▶ _SET PROBLEM_: Which lines hold the word "xlabel"? Copy each of them.

Start DATA SUPPLIED

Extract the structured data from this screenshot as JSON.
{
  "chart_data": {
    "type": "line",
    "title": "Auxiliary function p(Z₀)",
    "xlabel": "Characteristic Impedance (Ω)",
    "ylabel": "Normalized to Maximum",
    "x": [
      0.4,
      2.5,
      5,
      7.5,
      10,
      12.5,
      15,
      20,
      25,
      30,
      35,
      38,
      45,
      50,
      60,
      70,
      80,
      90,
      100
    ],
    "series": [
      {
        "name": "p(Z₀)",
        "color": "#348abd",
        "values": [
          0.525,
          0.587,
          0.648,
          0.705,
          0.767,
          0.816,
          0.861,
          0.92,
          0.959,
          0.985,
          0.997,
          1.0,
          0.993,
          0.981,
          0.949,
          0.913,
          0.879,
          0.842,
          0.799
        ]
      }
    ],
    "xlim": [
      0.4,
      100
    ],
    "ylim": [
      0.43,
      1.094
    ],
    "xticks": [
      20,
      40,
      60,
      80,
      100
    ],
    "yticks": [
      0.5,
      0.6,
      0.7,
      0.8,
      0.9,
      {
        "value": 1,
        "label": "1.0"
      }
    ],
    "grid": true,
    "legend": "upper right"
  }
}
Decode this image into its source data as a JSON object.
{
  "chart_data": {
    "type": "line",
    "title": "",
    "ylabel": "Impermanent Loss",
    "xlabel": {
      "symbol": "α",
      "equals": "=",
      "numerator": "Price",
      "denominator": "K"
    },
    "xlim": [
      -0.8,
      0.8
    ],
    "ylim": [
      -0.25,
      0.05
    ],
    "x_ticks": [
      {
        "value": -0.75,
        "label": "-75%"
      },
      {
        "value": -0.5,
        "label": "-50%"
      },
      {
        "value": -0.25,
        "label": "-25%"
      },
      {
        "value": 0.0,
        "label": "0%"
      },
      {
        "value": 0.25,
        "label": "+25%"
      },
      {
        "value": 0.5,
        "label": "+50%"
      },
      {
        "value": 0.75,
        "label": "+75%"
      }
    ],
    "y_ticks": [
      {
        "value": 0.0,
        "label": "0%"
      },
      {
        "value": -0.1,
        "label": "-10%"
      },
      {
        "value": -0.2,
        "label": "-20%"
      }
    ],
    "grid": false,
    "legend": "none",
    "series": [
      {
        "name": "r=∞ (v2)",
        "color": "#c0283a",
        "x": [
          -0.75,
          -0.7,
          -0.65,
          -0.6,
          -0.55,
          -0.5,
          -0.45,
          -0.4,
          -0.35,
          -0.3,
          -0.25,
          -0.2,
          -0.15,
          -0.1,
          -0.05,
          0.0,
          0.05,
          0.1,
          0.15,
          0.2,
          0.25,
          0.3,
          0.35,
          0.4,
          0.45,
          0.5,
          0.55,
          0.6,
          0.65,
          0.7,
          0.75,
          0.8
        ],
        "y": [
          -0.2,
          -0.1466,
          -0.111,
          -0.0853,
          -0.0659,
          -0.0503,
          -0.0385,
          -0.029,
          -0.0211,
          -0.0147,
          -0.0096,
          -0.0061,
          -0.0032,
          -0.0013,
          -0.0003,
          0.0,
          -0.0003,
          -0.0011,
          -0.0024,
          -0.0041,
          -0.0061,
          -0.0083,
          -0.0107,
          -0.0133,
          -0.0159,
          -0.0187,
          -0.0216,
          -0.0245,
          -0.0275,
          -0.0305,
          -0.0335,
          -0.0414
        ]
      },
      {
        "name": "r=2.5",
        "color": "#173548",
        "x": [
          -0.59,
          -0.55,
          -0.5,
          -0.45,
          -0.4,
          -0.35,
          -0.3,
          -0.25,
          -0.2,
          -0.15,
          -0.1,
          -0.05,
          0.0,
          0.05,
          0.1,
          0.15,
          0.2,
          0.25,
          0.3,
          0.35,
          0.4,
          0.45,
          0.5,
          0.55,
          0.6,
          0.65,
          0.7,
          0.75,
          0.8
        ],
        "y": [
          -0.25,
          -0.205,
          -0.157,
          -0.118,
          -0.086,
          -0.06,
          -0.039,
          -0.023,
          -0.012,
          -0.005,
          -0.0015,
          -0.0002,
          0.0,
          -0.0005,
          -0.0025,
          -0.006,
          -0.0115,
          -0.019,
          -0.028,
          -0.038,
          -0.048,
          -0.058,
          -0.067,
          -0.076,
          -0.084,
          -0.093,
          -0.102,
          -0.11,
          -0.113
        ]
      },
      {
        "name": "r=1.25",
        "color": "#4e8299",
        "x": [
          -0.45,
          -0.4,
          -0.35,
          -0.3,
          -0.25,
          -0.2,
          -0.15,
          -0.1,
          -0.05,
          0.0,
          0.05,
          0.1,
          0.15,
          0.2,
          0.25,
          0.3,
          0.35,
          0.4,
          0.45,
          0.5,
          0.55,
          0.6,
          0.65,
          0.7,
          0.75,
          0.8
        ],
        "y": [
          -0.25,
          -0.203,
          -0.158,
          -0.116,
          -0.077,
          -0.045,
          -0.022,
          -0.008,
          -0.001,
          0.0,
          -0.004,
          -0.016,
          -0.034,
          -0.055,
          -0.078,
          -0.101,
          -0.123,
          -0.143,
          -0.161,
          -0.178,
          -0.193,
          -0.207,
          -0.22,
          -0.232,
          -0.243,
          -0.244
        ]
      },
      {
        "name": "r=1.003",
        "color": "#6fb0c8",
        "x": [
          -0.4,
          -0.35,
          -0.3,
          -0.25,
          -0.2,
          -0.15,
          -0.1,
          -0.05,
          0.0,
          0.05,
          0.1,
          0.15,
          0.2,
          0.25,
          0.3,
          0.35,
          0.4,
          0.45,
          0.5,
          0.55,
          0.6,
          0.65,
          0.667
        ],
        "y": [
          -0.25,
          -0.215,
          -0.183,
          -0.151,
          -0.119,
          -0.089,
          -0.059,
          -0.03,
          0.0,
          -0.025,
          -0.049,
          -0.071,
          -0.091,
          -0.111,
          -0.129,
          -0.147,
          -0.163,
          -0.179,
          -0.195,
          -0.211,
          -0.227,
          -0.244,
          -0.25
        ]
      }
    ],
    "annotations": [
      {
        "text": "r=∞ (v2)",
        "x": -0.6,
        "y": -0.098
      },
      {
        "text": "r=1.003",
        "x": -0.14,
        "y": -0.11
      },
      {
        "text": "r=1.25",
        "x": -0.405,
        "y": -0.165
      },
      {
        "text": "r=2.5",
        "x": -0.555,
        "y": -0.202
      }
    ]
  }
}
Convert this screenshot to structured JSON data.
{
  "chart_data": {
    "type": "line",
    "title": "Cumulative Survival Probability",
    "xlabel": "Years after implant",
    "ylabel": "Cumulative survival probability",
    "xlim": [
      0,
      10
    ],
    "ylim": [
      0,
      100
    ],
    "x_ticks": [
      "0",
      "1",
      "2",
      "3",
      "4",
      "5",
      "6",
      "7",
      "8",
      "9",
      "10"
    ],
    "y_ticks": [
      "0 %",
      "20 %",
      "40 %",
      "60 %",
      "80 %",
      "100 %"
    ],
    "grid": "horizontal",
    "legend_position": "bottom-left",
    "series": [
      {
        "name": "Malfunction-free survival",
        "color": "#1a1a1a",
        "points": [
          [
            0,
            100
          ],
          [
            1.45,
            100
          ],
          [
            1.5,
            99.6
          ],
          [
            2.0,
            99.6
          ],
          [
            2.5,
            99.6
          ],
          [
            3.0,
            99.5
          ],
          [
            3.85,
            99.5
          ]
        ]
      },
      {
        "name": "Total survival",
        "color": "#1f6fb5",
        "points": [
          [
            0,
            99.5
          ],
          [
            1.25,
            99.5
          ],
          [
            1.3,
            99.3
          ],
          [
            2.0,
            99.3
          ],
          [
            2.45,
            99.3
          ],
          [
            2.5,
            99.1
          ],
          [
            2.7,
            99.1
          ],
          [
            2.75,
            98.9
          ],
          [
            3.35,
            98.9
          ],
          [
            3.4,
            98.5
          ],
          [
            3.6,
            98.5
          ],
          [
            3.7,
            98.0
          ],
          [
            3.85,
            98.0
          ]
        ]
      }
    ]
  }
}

End DATA SUPPLIED

▶ _WRITTEN SOLUTION_:
    "xlabel": "Characteristic Impedance (Ω)",
    "xlabel": {
    "xlabel": "Years after implant",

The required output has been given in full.